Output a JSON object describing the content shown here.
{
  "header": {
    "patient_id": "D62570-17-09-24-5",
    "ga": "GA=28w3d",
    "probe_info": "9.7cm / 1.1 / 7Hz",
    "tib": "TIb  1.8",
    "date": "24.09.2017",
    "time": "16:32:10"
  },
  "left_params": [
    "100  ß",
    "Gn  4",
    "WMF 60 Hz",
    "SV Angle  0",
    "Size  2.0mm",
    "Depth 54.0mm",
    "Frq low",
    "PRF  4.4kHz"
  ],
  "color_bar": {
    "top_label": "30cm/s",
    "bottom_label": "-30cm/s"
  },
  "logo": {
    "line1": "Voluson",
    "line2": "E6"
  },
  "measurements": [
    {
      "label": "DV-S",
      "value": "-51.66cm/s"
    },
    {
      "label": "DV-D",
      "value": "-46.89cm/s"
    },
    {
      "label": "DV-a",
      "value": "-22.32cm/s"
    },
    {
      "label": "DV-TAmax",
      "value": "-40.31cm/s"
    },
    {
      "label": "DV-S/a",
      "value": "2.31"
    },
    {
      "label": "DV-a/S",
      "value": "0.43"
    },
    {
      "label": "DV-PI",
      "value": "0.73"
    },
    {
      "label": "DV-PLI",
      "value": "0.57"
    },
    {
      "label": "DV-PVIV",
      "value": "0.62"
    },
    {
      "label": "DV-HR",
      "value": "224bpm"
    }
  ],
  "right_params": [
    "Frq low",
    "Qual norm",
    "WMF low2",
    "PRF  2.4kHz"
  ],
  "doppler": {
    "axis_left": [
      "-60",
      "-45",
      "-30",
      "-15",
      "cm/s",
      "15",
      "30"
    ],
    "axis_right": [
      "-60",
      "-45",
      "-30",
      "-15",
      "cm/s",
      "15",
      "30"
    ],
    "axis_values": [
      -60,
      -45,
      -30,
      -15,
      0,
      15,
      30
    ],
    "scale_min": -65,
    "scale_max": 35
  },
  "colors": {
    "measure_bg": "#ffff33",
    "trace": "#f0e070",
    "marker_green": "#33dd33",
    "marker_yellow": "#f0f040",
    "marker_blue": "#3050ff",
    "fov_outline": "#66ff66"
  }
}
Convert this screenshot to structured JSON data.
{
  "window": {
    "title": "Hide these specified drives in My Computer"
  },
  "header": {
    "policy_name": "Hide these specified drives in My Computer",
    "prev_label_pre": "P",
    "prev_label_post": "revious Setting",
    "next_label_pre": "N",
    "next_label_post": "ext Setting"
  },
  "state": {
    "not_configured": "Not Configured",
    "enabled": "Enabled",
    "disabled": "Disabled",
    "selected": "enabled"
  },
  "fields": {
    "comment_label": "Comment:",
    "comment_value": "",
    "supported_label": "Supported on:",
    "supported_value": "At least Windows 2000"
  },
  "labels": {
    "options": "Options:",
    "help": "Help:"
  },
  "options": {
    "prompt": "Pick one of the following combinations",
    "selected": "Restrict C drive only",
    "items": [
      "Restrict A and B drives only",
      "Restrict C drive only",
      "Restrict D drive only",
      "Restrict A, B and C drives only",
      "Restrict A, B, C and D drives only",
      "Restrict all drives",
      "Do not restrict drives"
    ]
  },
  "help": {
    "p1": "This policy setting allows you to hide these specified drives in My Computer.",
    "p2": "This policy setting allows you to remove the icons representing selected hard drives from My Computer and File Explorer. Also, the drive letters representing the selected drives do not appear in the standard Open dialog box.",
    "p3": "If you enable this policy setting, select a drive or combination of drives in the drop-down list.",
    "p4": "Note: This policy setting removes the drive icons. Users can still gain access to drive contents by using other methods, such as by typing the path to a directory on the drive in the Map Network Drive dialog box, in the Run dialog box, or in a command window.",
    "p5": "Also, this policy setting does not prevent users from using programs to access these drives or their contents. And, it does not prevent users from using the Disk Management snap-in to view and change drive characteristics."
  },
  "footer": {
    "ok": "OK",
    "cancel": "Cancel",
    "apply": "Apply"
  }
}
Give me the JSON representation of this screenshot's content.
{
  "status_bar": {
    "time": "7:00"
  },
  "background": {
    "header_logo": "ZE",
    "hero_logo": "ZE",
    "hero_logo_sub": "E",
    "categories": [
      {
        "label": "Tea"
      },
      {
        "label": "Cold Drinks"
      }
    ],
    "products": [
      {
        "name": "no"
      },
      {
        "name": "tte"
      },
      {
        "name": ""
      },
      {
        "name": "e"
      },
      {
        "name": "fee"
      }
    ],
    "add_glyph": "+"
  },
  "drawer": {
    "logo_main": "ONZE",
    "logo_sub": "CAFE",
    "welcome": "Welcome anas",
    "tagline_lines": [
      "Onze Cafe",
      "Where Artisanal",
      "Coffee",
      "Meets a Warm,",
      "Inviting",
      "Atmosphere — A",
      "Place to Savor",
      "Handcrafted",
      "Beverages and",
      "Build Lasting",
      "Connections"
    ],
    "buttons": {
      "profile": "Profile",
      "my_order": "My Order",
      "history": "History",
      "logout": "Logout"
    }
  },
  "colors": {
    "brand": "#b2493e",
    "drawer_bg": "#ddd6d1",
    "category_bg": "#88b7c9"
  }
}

· · · ·

PROBLEM:
Set out the complete listing exactly as shown.

ANSWER TO THE PROBLEM:
Output a JSON object describing the content shown here.
{
  "header": {
    "patient_id": "D62570-17-09-24-5",
    "ga": "GA=28w3d",
    "probe_info": "9.7cm / 1.1 / 7Hz",
    "tib": "TIb  1.8",
    "date": "24.09.2017",
    "time": "16:32:10"
  },
  "left_params": [
    "100  ß",
    "Gn  4",
    "WMF 60 Hz",
    "SV Angle  0",
    "Size  2.0mm",
    "Depth 54.0mm",
    "Frq low",
    "PRF  4.4kHz"
  ],
  "color_bar": {
    "top_label": "30cm/s",
    "bottom_label": "-30cm/s"
  },
  "logo": {
    "line1": "Voluson",
    "line2": "E6"
  },
  "measurements": [
    {
      "label": "DV-S",
      "value": "-51.66cm/s"
    },
    {
      "label": "DV-D",
      "value": "-46.89cm/s"
    },
    {
      "label": "DV-a",
      "value": "-22.32cm/s"
    },
    {
      "label": "DV-TAmax",
      "value": "-40.31cm/s"
    },
    {
      "label": "DV-S/a",
      "value": "2.31"
    },
    {
      "label": "DV-a/S",
      "value": "0.43"
    },
    {
      "label": "DV-PI",
      "value": "0.73"
    },
    {
      "label": "DV-PLI",
      "value": "0.57"
    },
    {
      "label": "DV-PVIV",
      "value": "0.62"
    },
    {
      "label": "DV-HR",
      "value": "224bpm"
    }
  ],
  "right_params": [
    "Frq low",
    "Qual norm",
    "WMF low2",
    "PRF  2.4kHz"
  ],
  "doppler": {
    "axis_left": [
      "-60",
      "-45",
      "-30",
      "-15",
      "cm/s",
      "15",
      "30"
    ],
    "axis_right": [
      "-60",
      "-45",
      "-30",
      "-15",
      "cm/s",
      "15",
      "30"
    ],
    "axis_values": [
      -60,
      -45,
      -30,
      -15,
      0,
      15,
      30
    ],
    "scale_min": -65,
    "scale_max": 35
  },
  "colors": {
    "measure_bg": "#ffff33",
    "trace": "#f0e070",
    "marker_green": "#33dd33",
    "marker_yellow": "#f0f040",
    "marker_blue": "#3050ff",
    "fov_outline": "#66ff66"
  }
}
Convert this screenshot to structured JSON data.
{
  "window": {
    "title": "Hide these specified drives in My Computer"
  },
  "header": {
    "policy_name": "Hide these specified drives in My Computer",
    "prev_label_pre": "P",
    "prev_label_post": "revious Setting",
    "next_label_pre": "N",
    "next_label_post": "ext Setting"
  },
  "state": {
    "not_configured": "Not Configured",
    "enabled": "Enabled",
    "disabled": "Disabled",
    "selected": "enabled"
  },
  "fields": {
    "comment_label": "Comment:",
    "comment_value": "",
    "supported_label": "Supported on:",
    "supported_value": "At least Windows 2000"
  },
  "labels": {
    "options": "Options:",
    "help": "Help:"
  },
  "options": {
    "prompt": "Pick one of the following combinations",
    "selected": "Restrict C drive only",
    "items": [
      "Restrict A and B drives only",
      "Restrict C drive only",
      "Restrict D drive only",
      "Restrict A, B and C drives only",
      "Restrict A, B, C and D drives only",
      "Restrict all drives",
      "Do not restrict drives"
    ]
  },
  "help": {
    "p1": "This policy setting allows you to hide these specified drives in My Computer.",
    "p2": "This policy setting allows you to remove the icons representing selected hard drives from My Computer and File Explorer. Also, the drive letters representing the selected drives do not appear in the standard Open dialog box.",
    "p3": "If you enable this policy setting, select a drive or combination of drives in the drop-down list.",
    "p4": "Note: This policy setting removes the drive icons. Users can still gain access to drive contents by using other methods, such as by typing the path to a directory on the drive in the Map Network Drive dialog box, in the Run dialog box, or in a command window.",
    "p5": "Also, this policy setting does not prevent users from using programs to access these drives or their contents. And, it does not prevent users from using the Disk Management snap-in to view and change drive characteristics."
  },
  "footer": {
    "ok": "OK",
    "cancel": "Cancel",
    "apply": "Apply"
  }
}
Give me the JSON representation of this screenshot's content.
{
  "status_bar": {
    "time": "7:00"
  },
  "background": {
    "header_logo": "ZE",
    "hero_logo": "ZE",
    "hero_logo_sub": "E",
    "categories": [
      {
        "label": "Tea"
      },
      {
        "label": "Cold Drinks"
      }
    ],
    "products": [
      {
        "name": "no"
      },
      {
        "name": "tte"
      },
      {
        "name": ""
      },
      {
        "name": "e"
      },
      {
        "name": "fee"
      }
    ],
    "add_glyph": "+"
  },
  "drawer": {
    "logo_main": "ONZE",
    "logo_sub": "CAFE",
    "welcome": "Welcome anas",
    "tagline_lines": [
      "Onze Cafe",
      "Where Artisanal",
      "Coffee",
      "Meets a Warm,",
      "Inviting",
      "Atmosphere — A",
      "Place to Savor",
      "Handcrafted",
      "Beverages and",
      "Build Lasting",
      "Connections"
    ],
    "buttons": {
      "profile": "Profile",
      "my_order": "My Order",
      "history": "History",
      "logout": "Logout"
    }
  },
  "colors": {
    "brand": "#b2493e",
    "drawer_bg": "#ddd6d1",
    "category_bg": "#88b7c9"
  }
}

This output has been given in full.